(Stored data)

- - - - -

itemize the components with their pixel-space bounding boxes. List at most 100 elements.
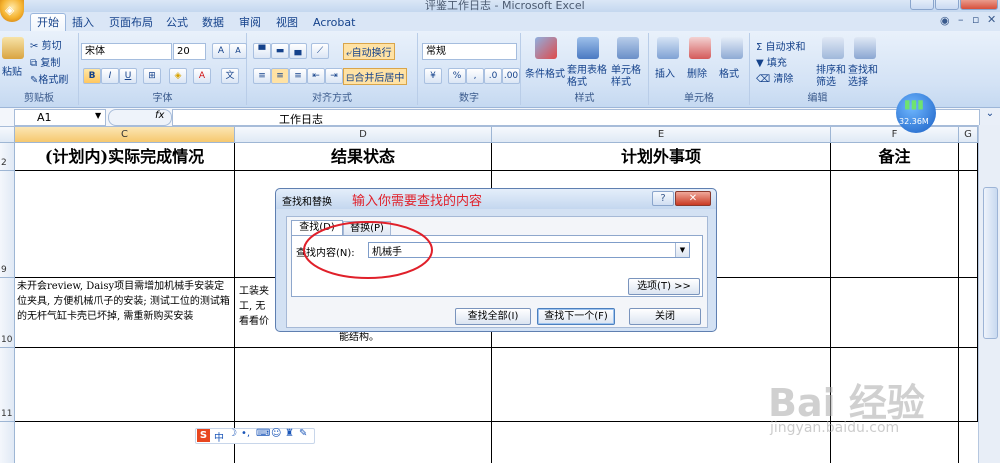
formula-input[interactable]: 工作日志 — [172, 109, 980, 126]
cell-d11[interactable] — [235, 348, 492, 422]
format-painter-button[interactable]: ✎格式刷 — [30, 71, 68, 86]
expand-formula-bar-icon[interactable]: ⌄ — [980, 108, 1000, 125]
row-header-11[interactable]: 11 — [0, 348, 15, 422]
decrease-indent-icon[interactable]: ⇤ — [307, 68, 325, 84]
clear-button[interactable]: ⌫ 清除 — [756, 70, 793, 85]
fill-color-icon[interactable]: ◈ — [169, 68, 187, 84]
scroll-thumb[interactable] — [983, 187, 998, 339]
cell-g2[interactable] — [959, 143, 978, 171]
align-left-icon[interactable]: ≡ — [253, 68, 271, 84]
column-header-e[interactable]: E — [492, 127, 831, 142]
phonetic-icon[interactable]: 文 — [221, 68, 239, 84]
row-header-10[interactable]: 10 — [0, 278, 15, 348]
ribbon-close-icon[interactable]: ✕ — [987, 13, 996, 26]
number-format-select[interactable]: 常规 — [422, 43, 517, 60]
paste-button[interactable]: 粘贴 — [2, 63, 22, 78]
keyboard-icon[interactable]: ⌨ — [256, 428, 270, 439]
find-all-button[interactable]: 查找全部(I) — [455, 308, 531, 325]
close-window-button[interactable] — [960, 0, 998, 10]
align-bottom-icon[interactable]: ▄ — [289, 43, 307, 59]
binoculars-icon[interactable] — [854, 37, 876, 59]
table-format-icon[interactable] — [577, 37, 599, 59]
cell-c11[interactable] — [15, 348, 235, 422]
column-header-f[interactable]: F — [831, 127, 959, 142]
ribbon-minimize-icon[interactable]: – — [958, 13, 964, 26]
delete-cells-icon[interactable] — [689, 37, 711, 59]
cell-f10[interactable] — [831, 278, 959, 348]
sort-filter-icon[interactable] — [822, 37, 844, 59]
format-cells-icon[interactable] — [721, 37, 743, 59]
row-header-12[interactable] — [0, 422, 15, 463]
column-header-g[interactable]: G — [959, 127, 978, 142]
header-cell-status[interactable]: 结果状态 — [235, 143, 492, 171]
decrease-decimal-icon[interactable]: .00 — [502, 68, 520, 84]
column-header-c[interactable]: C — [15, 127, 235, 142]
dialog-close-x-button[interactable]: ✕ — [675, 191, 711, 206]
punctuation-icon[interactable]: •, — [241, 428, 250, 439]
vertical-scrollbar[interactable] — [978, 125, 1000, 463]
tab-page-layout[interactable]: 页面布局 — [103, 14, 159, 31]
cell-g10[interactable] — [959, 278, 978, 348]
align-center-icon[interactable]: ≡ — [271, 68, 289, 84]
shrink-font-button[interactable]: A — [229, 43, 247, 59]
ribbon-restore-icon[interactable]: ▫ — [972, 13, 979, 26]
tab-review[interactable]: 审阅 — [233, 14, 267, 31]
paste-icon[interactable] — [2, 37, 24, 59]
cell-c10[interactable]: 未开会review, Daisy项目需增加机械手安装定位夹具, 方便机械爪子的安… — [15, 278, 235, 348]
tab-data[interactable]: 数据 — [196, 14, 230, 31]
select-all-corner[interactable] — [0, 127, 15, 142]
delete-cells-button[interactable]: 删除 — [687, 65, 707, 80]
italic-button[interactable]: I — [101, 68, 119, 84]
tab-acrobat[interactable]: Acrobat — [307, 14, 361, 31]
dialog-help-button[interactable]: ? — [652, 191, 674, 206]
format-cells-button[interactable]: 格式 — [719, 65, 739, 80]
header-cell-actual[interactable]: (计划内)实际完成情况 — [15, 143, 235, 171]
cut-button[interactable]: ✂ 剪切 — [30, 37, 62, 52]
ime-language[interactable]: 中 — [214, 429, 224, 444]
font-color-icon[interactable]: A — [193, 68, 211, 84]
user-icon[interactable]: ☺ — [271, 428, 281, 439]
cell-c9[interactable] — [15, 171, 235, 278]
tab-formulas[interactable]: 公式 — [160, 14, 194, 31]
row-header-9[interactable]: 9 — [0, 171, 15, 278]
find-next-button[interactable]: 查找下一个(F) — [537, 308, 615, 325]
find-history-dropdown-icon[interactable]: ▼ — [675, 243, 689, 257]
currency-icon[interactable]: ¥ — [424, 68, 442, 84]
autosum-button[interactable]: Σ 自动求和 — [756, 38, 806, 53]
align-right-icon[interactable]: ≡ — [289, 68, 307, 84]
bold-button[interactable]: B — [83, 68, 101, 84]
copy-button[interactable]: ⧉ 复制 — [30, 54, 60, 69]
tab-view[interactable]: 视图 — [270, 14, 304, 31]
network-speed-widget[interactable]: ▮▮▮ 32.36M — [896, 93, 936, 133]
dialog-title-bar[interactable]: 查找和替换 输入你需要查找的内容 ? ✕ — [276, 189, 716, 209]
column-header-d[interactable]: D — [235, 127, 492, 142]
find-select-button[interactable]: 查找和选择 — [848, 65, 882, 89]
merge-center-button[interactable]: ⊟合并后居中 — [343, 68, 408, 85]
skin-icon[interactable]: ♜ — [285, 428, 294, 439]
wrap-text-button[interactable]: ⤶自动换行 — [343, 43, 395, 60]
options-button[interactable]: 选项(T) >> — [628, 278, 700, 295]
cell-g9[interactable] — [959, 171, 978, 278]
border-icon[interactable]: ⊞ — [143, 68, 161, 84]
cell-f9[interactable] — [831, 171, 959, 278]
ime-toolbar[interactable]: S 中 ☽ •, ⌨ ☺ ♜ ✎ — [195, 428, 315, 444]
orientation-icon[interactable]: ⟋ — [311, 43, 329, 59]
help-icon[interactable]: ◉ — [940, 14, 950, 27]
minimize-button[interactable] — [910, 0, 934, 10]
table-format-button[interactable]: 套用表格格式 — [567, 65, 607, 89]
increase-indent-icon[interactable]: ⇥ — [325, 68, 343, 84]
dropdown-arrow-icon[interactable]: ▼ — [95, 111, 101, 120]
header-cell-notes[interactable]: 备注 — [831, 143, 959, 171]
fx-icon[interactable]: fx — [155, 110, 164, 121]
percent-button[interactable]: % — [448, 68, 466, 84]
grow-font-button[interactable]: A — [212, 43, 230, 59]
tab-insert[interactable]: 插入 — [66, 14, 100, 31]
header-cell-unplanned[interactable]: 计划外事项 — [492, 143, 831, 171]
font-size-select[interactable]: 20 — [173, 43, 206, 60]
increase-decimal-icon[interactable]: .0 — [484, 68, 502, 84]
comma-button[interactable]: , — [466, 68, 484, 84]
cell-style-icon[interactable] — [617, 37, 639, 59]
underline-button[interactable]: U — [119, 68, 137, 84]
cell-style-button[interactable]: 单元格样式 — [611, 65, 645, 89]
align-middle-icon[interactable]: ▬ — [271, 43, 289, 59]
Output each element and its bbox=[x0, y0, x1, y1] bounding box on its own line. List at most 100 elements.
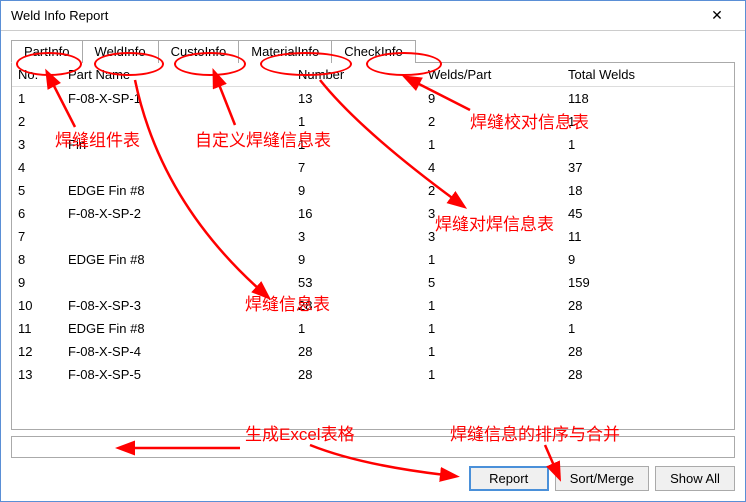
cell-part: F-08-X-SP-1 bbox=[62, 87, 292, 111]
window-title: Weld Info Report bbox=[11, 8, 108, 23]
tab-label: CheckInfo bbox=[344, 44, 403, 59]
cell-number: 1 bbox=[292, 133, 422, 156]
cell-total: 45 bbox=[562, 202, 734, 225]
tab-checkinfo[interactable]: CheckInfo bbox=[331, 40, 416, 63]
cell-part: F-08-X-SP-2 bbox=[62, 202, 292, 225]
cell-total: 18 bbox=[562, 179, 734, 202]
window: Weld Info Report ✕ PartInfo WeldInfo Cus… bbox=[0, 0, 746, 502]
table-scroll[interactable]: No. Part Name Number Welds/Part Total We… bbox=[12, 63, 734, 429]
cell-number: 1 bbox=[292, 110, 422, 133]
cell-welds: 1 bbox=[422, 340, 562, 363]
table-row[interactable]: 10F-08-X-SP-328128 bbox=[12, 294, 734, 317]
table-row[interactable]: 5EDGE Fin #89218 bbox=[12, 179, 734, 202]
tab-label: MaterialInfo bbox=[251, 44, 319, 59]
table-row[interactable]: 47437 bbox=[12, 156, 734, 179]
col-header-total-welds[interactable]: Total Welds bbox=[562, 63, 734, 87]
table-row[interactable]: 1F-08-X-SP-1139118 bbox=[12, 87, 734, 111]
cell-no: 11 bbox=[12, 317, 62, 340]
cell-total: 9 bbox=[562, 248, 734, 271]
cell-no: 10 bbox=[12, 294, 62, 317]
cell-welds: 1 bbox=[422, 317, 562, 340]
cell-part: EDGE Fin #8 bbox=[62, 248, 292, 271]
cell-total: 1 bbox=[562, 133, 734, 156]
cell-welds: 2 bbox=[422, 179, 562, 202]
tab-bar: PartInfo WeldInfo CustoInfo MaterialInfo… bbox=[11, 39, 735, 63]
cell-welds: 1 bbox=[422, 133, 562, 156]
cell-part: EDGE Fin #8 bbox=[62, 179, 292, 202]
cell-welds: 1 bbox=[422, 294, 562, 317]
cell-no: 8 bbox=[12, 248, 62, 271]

- - - - -

▶ _SET PROBLEM_: Reproduce the lines of the listing beginning with the line containing "cell-part: F-08-X-SP-1 bbox=[62, 87, 292, 111]" and continuing through the line containing "table-row[interactable]: 47437 bbox=[12, 156, 734, 179]", substituting "Weld Summary" for "Weld Info Report" and leaving everything else unchanged.

▶ _WRITTEN ANSWER_:
cell-part: F-08-X-SP-1 bbox=[62, 87, 292, 111]
window-title: Weld Summary bbox=[11, 8, 108, 23]
tab-label: CheckInfo bbox=[344, 44, 403, 59]
cell-number: 1 bbox=[292, 133, 422, 156]
cell-total: 45 bbox=[562, 202, 734, 225]
tab-checkinfo[interactable]: CheckInfo bbox=[331, 40, 416, 63]
cell-part: F-08-X-SP-2 bbox=[62, 202, 292, 225]
cell-total: 18 bbox=[562, 179, 734, 202]
window: Weld Summary ✕ PartInfo WeldInfo Cus… bbox=[0, 0, 746, 502]
table-scroll[interactable]: No. Part Name Number Welds/Part Total We… bbox=[12, 63, 734, 429]
cell-number: 1 bbox=[292, 110, 422, 133]
cell-welds: 1 bbox=[422, 340, 562, 363]
table-row[interactable]: 10F-08-X-SP-328128 bbox=[12, 294, 734, 317]
table-row[interactable]: 5EDGE Fin #89218 bbox=[12, 179, 734, 202]
tab-label: MaterialInfo bbox=[251, 44, 319, 59]
table-row[interactable]: 47437 bbox=[12, 156, 734, 179]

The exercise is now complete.